### Given records
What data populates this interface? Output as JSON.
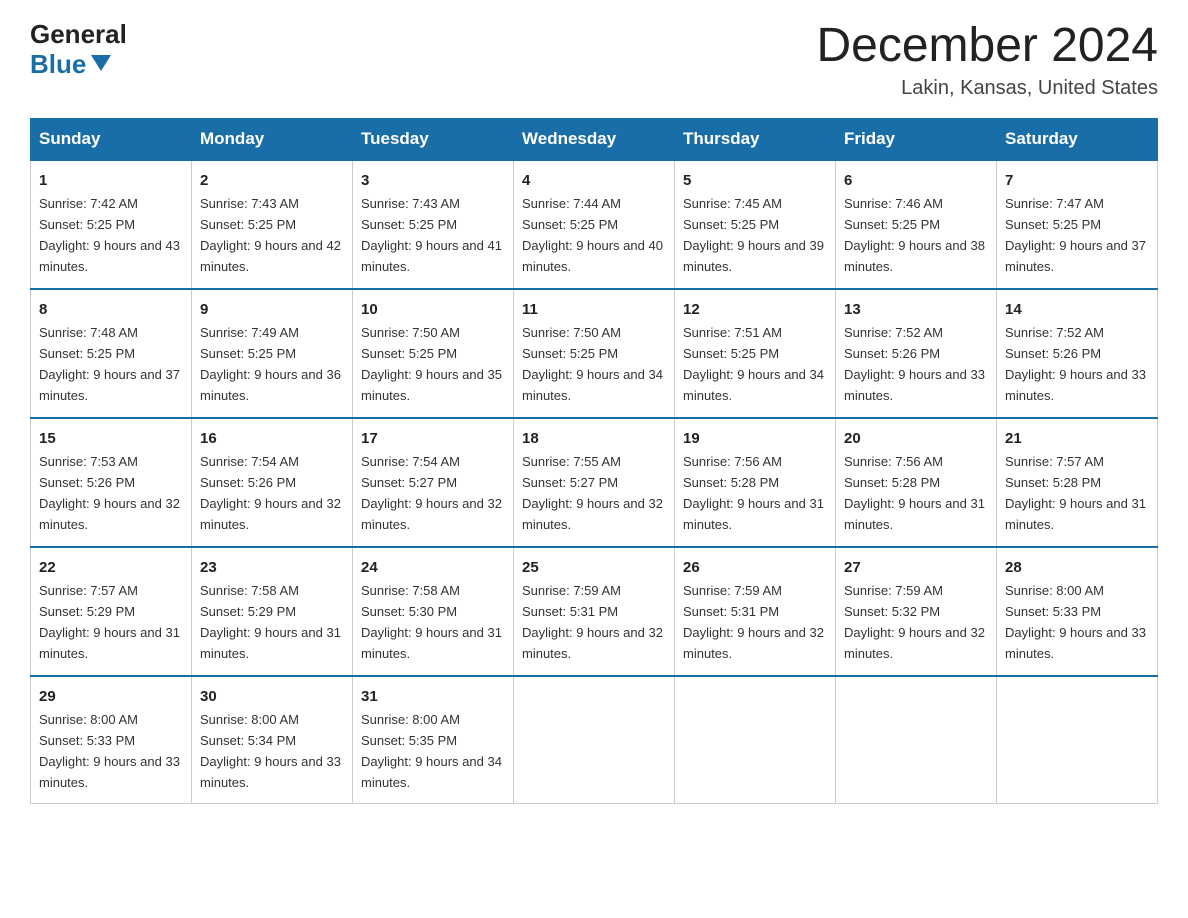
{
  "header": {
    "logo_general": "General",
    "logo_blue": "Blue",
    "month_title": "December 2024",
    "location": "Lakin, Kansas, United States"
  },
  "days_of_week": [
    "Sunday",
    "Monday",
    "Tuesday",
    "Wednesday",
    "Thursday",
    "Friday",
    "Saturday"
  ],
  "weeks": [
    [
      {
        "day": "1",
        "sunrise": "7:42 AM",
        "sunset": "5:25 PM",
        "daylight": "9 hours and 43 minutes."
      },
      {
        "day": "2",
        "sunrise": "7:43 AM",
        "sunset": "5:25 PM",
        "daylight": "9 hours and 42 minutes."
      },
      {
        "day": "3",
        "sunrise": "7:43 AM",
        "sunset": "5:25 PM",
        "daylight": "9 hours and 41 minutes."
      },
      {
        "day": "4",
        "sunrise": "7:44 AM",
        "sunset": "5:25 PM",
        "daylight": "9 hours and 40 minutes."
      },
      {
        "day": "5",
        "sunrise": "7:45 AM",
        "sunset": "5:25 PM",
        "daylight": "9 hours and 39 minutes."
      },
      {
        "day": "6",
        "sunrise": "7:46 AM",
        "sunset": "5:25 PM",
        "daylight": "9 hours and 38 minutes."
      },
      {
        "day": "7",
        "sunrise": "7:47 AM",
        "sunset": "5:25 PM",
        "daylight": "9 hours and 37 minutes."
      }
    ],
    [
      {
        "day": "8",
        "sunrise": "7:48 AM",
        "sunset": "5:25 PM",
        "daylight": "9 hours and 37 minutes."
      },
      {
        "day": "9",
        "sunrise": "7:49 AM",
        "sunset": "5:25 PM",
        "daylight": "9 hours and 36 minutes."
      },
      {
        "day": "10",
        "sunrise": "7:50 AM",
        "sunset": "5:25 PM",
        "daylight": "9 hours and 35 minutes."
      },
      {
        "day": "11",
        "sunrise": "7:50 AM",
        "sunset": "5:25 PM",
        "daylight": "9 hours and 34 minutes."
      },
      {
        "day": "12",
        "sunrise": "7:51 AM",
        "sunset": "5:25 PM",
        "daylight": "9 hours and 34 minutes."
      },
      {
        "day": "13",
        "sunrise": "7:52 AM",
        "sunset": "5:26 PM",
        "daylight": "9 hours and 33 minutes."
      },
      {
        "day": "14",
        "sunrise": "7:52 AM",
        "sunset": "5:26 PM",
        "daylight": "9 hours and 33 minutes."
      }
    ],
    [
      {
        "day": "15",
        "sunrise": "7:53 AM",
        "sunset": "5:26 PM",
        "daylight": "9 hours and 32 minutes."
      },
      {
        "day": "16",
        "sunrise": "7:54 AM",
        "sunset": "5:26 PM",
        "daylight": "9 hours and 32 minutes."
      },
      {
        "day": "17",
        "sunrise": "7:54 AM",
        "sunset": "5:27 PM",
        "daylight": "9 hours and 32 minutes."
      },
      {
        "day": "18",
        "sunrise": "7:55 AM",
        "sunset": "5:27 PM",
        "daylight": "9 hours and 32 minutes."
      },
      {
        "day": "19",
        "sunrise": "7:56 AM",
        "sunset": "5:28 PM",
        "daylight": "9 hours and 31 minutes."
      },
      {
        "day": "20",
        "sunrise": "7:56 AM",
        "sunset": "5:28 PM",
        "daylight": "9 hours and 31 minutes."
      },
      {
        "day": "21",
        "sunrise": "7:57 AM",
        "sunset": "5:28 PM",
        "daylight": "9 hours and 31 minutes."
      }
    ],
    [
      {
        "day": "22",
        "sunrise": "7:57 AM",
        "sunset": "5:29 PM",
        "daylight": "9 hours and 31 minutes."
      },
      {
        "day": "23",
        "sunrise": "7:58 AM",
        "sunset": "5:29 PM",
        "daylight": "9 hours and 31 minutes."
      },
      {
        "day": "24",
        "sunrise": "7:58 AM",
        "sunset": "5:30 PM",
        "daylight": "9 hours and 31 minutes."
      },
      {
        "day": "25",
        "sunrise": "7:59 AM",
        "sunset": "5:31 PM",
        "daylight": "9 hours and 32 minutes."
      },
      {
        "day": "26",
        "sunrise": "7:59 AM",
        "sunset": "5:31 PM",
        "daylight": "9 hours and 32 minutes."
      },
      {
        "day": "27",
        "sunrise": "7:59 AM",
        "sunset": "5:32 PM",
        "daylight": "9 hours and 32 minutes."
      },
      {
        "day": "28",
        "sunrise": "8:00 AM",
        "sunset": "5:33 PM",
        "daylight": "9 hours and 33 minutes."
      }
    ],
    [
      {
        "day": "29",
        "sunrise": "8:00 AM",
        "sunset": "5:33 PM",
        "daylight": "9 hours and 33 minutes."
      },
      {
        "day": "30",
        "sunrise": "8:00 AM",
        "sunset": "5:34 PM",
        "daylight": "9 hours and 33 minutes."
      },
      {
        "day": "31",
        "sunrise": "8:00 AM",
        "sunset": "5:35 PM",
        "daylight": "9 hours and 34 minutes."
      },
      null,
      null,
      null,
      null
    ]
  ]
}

### The request
Copy every entry exactly as written. Pictures are excluded.

### Exercise result
What data populates this interface? Output as JSON.
{
  "header": {
    "logo_general": "General",
    "logo_blue": "Blue",
    "month_title": "December 2024",
    "location": "Lakin, Kansas, United States"
  },
  "days_of_week": [
    "Sunday",
    "Monday",
    "Tuesday",
    "Wednesday",
    "Thursday",
    "Friday",
    "Saturday"
  ],
  "weeks": [
    [
      {
        "day": "1",
        "sunrise": "7:42 AM",
        "sunset": "5:25 PM",
        "daylight": "9 hours and 43 minutes."
      },
      {
        "day": "2",
        "sunrise": "7:43 AM",
        "sunset": "5:25 PM",
        "daylight": "9 hours and 42 minutes."
      },
      {
        "day": "3",
        "sunrise": "7:43 AM",
        "sunset": "5:25 PM",
        "daylight": "9 hours and 41 minutes."
      },
      {
        "day": "4",
        "sunrise": "7:44 AM",
        "sunset": "5:25 PM",
        "daylight": "9 hours and 40 minutes."
      },
      {
        "day": "5",
        "sunrise": "7:45 AM",
        "sunset": "5:25 PM",
        "daylight": "9 hours and 39 minutes."
      },
      {
        "day": "6",
        "sunrise": "7:46 AM",
        "sunset": "5:25 PM",
        "daylight": "9 hours and 38 minutes."
      },
      {
        "day": "7",
        "sunrise": "7:47 AM",
        "sunset": "5:25 PM",
        "daylight": "9 hours and 37 minutes."
      }
    ],
    [
      {
        "day": "8",
        "sunrise": "7:48 AM",
        "sunset": "5:25 PM",
        "daylight": "9 hours and 37 minutes."
      },
      {
        "day": "9",
        "sunrise": "7:49 AM",
        "sunset": "5:25 PM",
        "daylight": "9 hours and 36 minutes."
      },
      {
        "day": "10",
        "sunrise": "7:50 AM",
        "sunset": "5:25 PM",
        "daylight": "9 hours and 35 minutes."
      },
      {
        "day": "11",
        "sunrise": "7:50 AM",
        "sunset": "5:25 PM",
        "daylight": "9 hours and 34 minutes."
      },
      {
        "day": "12",
        "sunrise": "7:51 AM",
        "sunset": "5:25 PM",
        "daylight": "9 hours and 34 minutes."
      },
      {
        "day": "13",
        "sunrise": "7:52 AM",
        "sunset": "5:26 PM",
        "daylight": "9 hours and 33 minutes."
      },
      {
        "day": "14",
        "sunrise": "7:52 AM",
        "sunset": "5:26 PM",
        "daylight": "9 hours and 33 minutes."
      }
    ],
    [
      {
        "day": "15",
        "sunrise": "7:53 AM",
        "sunset": "5:26 PM",
        "daylight": "9 hours and 32 minutes."
      },
      {
        "day": "16",
        "sunrise": "7:54 AM",
        "sunset": "5:26 PM",
        "daylight": "9 hours and 32 minutes."
      },
      {
        "day": "17",
        "sunrise": "7:54 AM",
        "sunset": "5:27 PM",
        "daylight": "9 hours and 32 minutes."
      },
      {
        "day": "18",
        "sunrise": "7:55 AM",
        "sunset": "5:27 PM",
        "daylight": "9 hours and 32 minutes."
      },
      {
        "day": "19",
        "sunrise": "7:56 AM",
        "sunset": "5:28 PM",
        "daylight": "9 hours and 31 minutes."
      },
      {
        "day": "20",
        "sunrise": "7:56 AM",
        "sunset": "5:28 PM",
        "daylight": "9 hours and 31 minutes."
      },
      {
        "day": "21",
        "sunrise": "7:57 AM",
        "sunset": "5:28 PM",
        "daylight": "9 hours and 31 minutes."
      }
    ],
    [
      {
        "day": "22",
        "sunrise": "7:57 AM",
        "sunset": "5:29 PM",
        "daylight": "9 hours and 31 minutes."
      },
      {
        "day": "23",
        "sunrise": "7:58 AM",
        "sunset": "5:29 PM",
        "daylight": "9 hours and 31 minutes."
      },
      {
        "day": "24",
        "sunrise": "7:58 AM",
        "sunset": "5:30 PM",
        "daylight": "9 hours and 31 minutes."
      },
      {
        "day": "25",
        "sunrise": "7:59 AM",
        "sunset": "5:31 PM",
        "daylight": "9 hours and 32 minutes."
      },
      {
        "day": "26",
        "sunrise": "7:59 AM",
        "sunset": "5:31 PM",
        "daylight": "9 hours and 32 minutes."
      },
      {
        "day": "27",
        "sunrise": "7:59 AM",
        "sunset": "5:32 PM",
        "daylight": "9 hours and 32 minutes."
      },
      {
        "day": "28",
        "sunrise": "8:00 AM",
        "sunset": "5:33 PM",
        "daylight": "9 hours and 33 minutes."
      }
    ],
    [
      {
        "day": "29",
        "sunrise": "8:00 AM",
        "sunset": "5:33 PM",
        "daylight": "9 hours and 33 minutes."
      },
      {
        "day": "30",
        "sunrise": "8:00 AM",
        "sunset": "5:34 PM",
        "daylight": "9 hours and 33 minutes."
      },
      {
        "day": "31",
        "sunrise": "8:00 AM",
        "sunset": "5:35 PM",
        "daylight": "9 hours and 34 minutes."
      },
      null,
      null,
      null,
      null
    ]
  ]
}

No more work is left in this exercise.